[Start]
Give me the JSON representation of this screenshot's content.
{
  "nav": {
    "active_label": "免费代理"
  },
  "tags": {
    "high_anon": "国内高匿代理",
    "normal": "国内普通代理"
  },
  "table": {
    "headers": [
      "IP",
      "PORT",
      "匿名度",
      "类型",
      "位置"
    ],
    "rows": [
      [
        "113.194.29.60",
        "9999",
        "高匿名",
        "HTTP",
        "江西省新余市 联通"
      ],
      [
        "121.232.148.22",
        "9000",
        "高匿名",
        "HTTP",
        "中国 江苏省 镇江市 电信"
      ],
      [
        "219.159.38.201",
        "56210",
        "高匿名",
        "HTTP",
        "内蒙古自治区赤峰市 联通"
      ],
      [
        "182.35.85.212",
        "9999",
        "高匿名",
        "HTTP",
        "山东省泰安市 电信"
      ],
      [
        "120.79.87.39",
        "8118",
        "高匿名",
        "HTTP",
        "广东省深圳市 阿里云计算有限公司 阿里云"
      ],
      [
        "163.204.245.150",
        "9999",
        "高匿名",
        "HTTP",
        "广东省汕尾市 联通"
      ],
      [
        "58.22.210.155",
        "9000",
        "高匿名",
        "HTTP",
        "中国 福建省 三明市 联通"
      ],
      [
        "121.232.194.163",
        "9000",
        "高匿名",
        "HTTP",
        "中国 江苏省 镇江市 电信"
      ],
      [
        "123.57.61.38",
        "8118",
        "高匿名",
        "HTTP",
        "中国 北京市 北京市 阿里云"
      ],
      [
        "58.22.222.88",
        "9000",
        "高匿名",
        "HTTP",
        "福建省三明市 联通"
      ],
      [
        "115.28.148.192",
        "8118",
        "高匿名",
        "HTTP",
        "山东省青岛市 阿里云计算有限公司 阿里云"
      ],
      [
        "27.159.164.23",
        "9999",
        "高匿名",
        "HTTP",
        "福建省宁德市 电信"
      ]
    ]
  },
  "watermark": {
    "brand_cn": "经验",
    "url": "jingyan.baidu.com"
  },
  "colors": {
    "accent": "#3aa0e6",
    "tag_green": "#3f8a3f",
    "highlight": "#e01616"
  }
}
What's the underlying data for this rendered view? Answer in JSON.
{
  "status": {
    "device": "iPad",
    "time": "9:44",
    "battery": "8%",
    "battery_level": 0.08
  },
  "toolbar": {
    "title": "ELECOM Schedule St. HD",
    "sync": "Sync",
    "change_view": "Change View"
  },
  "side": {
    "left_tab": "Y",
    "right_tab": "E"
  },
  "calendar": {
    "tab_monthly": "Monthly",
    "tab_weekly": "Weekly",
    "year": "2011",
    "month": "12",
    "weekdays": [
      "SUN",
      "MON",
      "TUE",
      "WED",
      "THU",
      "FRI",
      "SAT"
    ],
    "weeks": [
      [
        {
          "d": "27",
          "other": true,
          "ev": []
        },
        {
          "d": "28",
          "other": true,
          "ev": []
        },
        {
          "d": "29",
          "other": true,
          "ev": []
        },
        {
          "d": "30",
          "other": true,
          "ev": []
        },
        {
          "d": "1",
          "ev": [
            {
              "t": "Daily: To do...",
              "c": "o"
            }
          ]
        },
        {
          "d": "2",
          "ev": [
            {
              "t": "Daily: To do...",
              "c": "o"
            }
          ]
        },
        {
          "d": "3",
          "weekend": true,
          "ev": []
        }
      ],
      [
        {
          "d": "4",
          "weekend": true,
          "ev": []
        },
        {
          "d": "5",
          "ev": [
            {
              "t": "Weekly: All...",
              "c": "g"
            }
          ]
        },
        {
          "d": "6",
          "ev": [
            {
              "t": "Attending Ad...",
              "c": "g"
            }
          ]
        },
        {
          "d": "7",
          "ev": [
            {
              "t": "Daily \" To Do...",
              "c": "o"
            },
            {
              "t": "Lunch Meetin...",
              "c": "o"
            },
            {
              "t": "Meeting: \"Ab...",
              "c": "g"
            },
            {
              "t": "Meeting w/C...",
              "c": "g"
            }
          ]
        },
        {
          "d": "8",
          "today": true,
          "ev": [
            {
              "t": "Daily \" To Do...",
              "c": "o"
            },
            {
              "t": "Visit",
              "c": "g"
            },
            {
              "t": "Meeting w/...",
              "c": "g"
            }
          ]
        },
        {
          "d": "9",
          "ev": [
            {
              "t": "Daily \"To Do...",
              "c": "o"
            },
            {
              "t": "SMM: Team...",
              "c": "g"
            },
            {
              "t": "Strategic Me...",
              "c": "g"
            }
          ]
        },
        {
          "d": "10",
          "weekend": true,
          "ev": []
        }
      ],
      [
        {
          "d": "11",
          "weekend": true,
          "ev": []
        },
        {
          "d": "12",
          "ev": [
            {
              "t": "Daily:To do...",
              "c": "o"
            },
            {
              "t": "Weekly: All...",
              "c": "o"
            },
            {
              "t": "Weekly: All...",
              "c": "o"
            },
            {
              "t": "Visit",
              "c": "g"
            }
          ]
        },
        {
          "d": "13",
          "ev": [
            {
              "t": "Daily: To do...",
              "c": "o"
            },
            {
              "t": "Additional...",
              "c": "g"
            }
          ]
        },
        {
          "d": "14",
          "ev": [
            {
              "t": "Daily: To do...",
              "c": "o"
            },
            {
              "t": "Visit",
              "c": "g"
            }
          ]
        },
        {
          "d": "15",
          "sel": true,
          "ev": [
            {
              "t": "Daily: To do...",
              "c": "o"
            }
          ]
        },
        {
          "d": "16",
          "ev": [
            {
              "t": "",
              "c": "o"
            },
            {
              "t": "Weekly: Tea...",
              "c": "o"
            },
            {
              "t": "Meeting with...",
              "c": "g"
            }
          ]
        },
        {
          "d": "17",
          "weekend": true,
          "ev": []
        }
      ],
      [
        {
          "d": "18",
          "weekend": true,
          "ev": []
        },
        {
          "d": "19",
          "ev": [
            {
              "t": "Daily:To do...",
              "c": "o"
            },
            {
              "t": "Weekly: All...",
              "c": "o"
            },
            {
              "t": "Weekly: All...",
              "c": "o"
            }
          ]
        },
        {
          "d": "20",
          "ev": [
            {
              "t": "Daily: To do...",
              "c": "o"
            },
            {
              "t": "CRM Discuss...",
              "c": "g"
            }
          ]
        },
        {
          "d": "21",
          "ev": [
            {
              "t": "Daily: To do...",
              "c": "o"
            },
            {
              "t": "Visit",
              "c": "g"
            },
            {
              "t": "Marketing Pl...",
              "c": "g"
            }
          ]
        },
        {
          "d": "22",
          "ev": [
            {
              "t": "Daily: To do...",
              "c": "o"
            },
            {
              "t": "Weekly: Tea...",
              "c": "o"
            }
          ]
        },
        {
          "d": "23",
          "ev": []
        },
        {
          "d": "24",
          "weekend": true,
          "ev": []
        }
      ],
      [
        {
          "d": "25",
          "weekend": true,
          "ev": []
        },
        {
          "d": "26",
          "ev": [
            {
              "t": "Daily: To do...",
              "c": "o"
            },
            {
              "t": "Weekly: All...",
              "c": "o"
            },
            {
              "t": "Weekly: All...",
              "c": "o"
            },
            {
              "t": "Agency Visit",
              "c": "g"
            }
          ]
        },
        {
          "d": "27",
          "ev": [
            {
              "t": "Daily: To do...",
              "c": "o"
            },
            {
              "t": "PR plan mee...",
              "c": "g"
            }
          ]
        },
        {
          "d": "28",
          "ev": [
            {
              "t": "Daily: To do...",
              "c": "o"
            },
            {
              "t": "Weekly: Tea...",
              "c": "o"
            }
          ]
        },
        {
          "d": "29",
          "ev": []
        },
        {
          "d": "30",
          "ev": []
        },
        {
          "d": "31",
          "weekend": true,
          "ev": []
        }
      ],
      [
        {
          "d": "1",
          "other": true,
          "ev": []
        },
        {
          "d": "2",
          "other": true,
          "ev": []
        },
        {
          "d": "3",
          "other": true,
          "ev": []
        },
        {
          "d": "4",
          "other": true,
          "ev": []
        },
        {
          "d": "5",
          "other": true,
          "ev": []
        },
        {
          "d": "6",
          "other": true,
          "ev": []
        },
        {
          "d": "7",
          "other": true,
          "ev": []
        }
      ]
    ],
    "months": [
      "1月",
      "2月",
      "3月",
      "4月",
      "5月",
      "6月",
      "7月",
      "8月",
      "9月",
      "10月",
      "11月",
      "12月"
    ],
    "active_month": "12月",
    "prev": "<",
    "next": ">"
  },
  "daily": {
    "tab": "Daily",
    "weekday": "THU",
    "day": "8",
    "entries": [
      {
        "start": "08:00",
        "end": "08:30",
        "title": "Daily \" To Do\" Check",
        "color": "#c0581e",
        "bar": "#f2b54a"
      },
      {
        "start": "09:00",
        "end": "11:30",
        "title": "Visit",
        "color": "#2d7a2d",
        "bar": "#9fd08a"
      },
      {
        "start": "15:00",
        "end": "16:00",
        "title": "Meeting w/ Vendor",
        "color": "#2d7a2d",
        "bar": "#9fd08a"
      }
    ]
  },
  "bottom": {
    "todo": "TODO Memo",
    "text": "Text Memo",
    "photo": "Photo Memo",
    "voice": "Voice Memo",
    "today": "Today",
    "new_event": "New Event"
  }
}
[End]
> [WHAT IS REQUIRED]:
Out of the preceding entries, pull every line containing the string "阿里云计算有限公司".

> [FULL OUTPUT]:
        "广东省深圳市 阿里云计算有限公司 阿里云"
        "山东省青岛市 阿里云计算有限公司 阿里云"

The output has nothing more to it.